(Task instructions):
State the number of lines that hold the string "SCUBA", with nothing added.

+++ Records +++

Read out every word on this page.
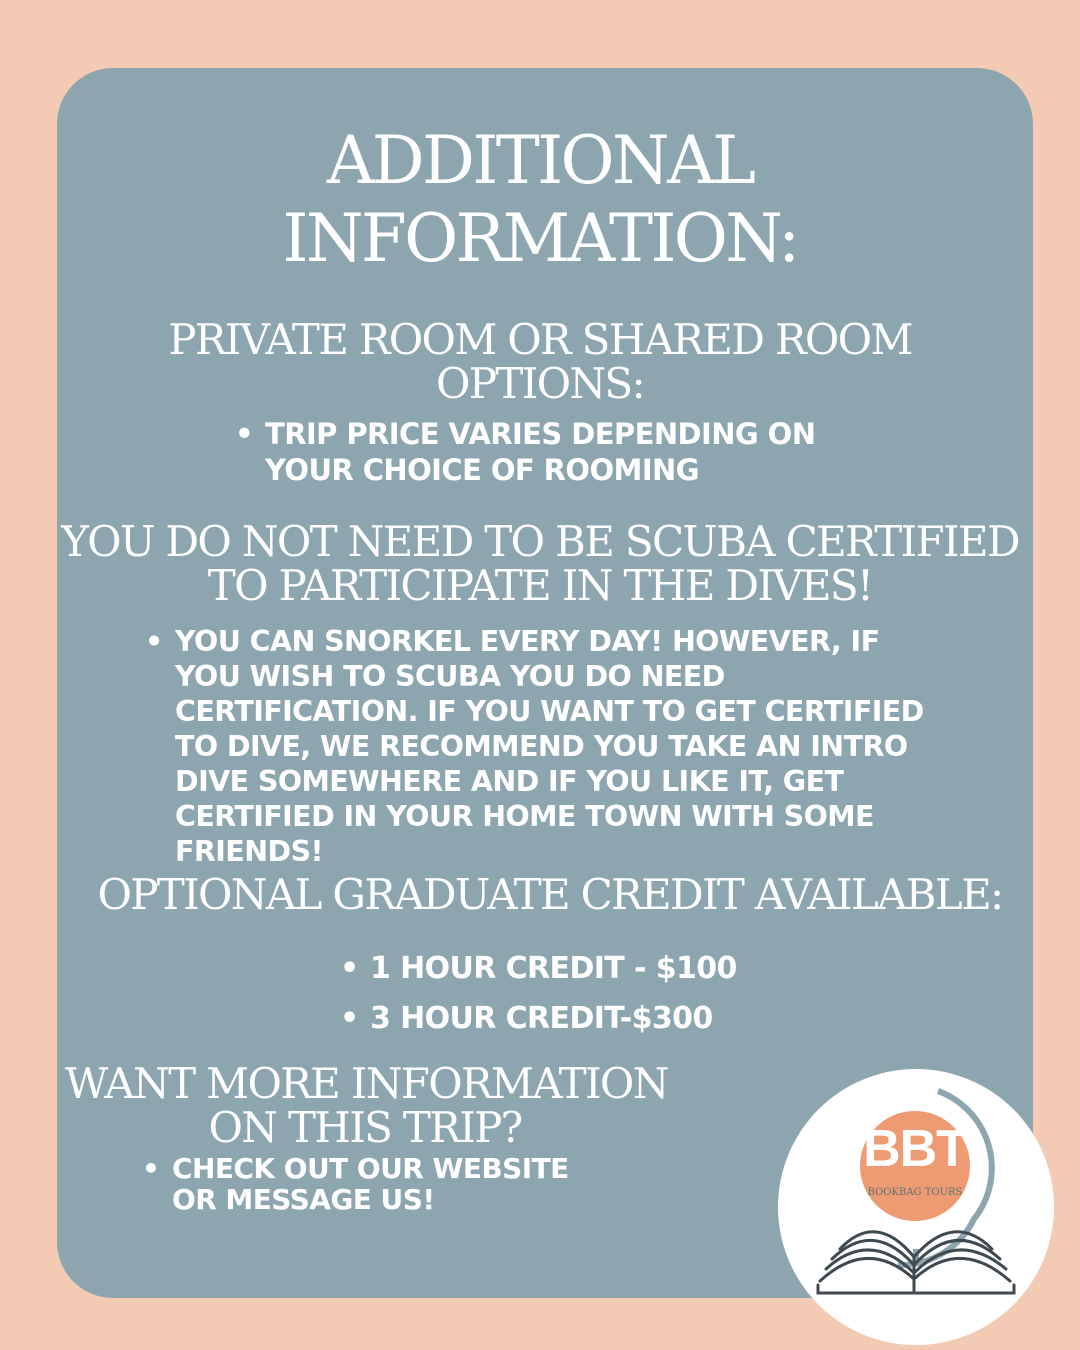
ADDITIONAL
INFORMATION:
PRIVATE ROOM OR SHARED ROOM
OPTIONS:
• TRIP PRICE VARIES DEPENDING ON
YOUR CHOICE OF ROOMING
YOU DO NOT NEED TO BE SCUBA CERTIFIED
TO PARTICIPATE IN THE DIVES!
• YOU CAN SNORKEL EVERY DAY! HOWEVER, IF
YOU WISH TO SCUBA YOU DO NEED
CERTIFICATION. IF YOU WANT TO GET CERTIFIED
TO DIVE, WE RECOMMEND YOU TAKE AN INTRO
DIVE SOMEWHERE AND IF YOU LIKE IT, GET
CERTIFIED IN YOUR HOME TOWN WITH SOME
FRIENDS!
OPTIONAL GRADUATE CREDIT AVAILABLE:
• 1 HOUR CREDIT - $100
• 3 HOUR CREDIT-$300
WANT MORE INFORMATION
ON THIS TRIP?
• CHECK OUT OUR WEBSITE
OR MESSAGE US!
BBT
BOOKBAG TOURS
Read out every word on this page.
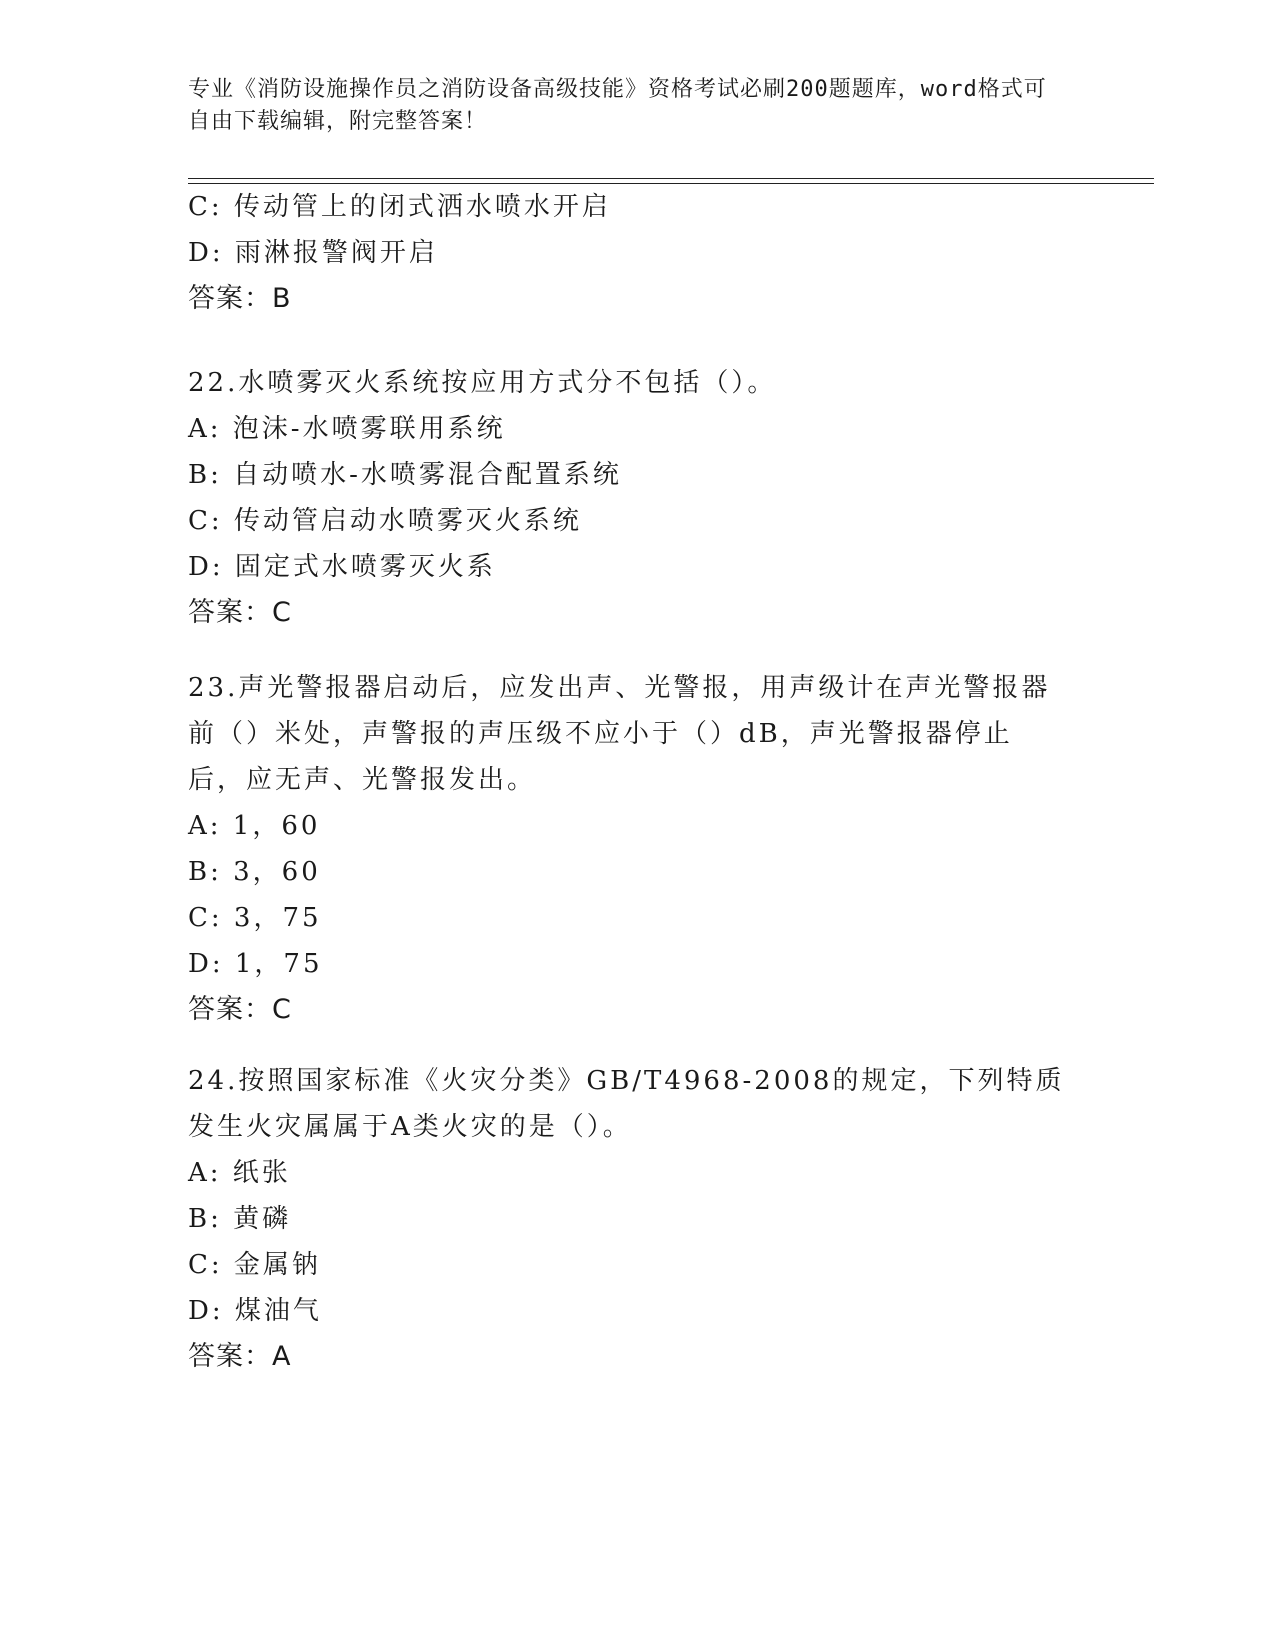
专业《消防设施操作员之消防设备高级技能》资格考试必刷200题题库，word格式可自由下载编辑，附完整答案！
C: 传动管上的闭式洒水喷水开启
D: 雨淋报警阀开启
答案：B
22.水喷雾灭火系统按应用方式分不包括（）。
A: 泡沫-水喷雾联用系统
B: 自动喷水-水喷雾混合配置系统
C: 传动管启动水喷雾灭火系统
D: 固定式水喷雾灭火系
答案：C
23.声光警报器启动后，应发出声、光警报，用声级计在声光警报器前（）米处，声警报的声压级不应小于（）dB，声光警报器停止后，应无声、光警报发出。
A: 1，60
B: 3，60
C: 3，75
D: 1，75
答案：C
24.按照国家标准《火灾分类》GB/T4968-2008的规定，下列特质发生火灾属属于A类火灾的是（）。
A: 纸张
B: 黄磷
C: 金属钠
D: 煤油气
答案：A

+++
+++ Records +++

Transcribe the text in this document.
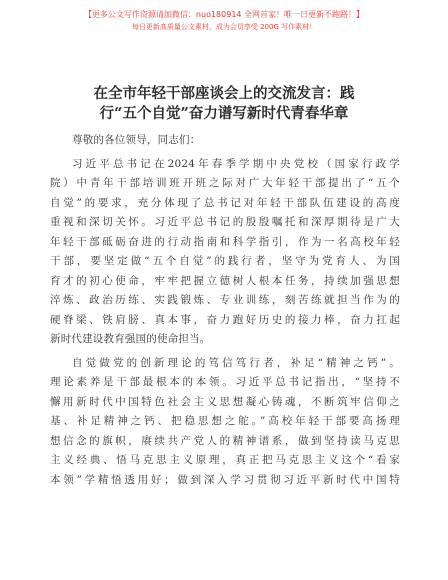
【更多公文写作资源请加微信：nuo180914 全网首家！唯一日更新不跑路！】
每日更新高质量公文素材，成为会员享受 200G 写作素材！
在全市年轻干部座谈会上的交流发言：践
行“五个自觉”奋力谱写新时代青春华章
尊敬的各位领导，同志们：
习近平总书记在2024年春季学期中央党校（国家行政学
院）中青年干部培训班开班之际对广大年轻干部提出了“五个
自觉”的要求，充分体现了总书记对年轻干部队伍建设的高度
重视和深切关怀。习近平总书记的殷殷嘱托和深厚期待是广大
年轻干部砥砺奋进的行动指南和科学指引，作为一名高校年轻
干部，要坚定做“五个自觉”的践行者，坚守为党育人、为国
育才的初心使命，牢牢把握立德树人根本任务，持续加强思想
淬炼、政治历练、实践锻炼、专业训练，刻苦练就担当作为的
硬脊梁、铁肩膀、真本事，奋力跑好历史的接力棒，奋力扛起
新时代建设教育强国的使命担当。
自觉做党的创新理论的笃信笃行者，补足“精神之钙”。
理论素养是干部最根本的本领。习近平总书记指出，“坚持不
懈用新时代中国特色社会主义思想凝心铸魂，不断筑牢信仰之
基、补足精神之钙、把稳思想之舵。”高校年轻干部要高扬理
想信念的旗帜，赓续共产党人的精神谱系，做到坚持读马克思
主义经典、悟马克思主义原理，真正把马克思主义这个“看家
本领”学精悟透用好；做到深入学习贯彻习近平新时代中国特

+++

(Exercise output):
2